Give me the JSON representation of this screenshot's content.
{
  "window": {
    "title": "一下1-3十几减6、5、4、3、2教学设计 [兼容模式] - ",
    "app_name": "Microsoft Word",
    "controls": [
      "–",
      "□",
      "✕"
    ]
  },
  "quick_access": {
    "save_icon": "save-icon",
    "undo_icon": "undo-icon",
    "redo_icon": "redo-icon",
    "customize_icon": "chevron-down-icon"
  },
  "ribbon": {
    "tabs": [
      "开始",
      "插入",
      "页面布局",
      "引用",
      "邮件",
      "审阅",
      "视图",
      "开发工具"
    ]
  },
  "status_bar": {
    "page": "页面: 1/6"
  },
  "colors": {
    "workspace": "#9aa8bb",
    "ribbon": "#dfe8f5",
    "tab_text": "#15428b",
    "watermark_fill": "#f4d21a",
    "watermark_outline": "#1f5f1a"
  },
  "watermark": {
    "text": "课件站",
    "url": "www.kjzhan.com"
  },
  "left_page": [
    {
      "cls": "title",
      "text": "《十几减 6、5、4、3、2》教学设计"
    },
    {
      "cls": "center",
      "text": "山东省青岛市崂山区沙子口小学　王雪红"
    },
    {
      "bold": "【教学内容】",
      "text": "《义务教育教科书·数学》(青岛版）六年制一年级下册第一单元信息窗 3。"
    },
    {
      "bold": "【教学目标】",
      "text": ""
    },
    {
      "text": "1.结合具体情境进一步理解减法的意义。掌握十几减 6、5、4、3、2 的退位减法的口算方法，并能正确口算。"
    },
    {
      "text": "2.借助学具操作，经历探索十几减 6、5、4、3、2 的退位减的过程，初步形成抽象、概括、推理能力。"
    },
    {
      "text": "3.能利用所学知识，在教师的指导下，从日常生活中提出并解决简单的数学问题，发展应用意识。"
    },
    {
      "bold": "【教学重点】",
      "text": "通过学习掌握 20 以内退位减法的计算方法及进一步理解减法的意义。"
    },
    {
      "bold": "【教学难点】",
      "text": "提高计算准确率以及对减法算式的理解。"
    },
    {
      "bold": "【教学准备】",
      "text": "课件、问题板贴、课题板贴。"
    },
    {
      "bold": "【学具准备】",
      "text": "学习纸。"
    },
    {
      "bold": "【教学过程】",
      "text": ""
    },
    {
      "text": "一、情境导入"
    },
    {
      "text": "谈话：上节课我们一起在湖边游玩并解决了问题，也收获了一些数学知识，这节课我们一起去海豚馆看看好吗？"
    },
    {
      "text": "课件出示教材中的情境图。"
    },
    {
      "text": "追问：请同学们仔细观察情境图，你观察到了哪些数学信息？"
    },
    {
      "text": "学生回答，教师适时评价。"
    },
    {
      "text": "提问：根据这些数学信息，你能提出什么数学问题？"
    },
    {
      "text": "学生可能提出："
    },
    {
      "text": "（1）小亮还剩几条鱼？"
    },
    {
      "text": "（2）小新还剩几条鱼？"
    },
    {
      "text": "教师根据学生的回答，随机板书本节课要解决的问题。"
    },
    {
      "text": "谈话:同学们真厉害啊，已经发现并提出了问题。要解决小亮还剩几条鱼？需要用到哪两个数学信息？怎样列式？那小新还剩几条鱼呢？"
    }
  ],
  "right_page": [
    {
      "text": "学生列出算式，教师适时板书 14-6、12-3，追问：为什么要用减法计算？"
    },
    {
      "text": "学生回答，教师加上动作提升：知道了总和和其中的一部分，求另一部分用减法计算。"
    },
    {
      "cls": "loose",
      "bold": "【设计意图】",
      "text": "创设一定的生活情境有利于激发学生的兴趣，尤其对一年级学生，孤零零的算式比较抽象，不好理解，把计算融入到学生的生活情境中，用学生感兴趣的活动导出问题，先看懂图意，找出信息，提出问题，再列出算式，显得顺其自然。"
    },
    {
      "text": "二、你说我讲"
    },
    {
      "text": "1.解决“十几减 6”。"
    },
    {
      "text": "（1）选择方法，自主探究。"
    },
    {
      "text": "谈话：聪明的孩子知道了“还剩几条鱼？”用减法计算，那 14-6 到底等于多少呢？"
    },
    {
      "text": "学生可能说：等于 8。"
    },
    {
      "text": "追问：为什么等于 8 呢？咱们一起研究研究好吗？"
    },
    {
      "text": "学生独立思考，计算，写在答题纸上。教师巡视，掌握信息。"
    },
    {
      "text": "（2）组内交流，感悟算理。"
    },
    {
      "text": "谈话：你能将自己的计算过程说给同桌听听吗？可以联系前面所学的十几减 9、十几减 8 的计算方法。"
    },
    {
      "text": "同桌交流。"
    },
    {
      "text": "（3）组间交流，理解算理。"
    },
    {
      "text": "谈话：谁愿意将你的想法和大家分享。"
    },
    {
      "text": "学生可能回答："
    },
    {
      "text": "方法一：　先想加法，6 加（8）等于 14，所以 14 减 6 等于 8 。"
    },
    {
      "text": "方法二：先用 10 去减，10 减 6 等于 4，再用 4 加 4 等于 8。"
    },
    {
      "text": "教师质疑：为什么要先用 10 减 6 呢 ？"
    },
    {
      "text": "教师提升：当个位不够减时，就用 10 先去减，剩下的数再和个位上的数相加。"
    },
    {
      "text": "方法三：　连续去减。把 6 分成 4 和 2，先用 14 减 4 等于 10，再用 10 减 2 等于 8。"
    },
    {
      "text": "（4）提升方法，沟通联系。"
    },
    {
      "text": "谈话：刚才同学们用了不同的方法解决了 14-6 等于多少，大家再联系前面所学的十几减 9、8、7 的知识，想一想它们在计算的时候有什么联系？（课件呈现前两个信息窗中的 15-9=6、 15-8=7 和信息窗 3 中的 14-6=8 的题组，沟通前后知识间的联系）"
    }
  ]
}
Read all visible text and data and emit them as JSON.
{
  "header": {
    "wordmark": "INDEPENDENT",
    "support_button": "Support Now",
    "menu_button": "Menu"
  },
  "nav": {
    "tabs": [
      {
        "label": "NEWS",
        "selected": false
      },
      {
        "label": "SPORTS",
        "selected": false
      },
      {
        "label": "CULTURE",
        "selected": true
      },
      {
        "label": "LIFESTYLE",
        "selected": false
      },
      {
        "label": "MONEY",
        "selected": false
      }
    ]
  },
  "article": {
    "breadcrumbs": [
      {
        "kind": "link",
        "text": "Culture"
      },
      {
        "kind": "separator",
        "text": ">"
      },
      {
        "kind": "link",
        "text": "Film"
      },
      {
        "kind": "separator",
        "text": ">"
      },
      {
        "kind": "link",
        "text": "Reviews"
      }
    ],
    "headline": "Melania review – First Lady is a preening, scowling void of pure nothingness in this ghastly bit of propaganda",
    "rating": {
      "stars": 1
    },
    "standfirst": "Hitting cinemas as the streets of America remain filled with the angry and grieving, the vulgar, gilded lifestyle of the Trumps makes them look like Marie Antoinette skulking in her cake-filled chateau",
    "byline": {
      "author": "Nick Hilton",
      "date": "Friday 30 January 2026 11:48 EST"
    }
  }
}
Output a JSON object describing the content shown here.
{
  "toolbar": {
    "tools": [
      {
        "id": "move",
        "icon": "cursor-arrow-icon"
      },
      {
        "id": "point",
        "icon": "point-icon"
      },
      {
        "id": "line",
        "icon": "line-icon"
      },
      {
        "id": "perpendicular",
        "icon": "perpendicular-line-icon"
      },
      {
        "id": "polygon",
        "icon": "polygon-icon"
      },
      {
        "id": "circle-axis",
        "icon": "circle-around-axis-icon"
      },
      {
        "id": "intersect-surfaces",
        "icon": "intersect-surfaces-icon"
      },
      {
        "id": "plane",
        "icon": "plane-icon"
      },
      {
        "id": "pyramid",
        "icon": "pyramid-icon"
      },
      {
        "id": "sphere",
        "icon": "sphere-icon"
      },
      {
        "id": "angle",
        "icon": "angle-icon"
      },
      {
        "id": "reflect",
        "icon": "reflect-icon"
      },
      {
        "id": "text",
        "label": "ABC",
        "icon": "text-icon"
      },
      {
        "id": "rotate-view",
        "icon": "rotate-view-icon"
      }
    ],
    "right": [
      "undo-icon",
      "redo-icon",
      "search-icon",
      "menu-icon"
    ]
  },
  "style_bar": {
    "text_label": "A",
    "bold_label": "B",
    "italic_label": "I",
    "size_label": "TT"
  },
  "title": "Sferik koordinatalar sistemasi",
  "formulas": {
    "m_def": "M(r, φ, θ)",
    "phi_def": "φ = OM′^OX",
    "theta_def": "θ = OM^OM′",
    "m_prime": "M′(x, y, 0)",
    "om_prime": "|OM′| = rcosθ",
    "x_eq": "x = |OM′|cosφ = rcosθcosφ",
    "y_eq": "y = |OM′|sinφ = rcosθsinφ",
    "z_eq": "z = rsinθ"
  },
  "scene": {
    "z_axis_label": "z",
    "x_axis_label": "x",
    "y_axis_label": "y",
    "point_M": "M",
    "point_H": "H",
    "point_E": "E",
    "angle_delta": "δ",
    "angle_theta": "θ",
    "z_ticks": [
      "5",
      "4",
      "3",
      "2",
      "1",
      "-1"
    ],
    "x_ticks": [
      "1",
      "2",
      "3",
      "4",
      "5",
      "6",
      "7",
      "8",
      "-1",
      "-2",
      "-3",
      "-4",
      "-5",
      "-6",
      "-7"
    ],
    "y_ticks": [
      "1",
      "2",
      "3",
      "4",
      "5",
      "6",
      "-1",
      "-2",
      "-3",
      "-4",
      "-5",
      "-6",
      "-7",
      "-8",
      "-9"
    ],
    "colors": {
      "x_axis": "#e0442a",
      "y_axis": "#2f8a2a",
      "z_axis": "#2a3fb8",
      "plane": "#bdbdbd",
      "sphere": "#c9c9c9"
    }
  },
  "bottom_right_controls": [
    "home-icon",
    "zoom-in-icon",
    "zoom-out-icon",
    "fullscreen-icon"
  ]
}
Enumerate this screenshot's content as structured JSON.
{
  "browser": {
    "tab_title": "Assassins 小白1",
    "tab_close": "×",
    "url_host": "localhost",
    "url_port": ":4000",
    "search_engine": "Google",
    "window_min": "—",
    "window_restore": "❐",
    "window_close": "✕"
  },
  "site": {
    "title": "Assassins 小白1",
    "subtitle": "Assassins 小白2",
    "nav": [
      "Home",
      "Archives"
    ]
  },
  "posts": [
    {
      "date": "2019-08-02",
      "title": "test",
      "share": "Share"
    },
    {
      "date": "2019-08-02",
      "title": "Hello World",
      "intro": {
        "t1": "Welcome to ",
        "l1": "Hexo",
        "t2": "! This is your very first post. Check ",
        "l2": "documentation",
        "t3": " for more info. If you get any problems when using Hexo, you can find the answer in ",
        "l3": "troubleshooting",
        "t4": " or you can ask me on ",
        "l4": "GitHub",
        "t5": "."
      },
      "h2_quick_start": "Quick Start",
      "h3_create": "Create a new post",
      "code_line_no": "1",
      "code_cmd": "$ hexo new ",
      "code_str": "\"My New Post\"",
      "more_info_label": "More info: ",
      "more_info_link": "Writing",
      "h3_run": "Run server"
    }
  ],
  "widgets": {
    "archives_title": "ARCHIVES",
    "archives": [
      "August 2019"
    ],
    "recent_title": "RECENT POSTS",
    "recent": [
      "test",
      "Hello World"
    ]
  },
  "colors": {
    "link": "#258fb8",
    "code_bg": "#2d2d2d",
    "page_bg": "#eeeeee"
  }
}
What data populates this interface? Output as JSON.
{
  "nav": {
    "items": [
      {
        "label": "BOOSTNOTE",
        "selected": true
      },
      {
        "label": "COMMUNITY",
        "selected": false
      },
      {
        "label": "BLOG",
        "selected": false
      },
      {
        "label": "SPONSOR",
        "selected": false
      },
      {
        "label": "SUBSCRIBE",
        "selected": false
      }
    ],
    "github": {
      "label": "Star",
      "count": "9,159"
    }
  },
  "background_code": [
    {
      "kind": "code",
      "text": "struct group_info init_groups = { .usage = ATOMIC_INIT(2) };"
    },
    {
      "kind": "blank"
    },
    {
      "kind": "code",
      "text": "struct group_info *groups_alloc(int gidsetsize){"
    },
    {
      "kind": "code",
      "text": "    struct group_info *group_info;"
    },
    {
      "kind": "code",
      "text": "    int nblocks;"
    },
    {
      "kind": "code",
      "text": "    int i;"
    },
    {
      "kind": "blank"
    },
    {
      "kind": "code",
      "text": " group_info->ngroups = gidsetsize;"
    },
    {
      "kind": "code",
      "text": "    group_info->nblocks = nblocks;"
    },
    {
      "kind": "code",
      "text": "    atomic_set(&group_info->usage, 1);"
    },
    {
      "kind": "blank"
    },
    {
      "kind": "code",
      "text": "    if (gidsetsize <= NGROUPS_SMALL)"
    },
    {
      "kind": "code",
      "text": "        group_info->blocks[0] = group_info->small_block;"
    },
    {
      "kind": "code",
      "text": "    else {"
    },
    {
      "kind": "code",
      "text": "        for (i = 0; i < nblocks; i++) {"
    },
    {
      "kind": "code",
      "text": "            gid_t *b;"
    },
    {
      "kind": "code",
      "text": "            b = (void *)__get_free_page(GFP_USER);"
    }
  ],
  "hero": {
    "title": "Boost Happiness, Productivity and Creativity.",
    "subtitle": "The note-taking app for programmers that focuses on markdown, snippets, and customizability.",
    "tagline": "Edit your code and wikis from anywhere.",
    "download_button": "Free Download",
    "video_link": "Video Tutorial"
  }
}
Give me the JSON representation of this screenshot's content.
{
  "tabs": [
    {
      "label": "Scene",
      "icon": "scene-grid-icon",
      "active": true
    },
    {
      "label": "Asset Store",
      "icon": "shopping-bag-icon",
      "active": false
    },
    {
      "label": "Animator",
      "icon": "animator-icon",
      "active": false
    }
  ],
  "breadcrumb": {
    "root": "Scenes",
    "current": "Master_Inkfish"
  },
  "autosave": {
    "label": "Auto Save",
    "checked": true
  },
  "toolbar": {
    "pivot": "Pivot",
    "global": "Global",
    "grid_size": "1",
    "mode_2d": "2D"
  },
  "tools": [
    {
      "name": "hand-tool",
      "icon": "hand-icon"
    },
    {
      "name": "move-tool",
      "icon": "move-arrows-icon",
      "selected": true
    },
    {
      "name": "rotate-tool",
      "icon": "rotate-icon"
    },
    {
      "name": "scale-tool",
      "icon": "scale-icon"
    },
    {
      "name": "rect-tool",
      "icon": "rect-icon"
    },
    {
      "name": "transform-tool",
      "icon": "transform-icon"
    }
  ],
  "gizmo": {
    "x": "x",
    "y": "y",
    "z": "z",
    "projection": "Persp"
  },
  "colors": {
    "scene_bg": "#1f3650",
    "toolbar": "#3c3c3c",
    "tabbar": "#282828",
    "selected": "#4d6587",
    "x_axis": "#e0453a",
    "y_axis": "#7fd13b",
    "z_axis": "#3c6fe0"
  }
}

※

→ OBJECTIVE
Determine the number of lines in these entries that contain the word "data", and write only that number.

→ SOLVED EXERCISE
2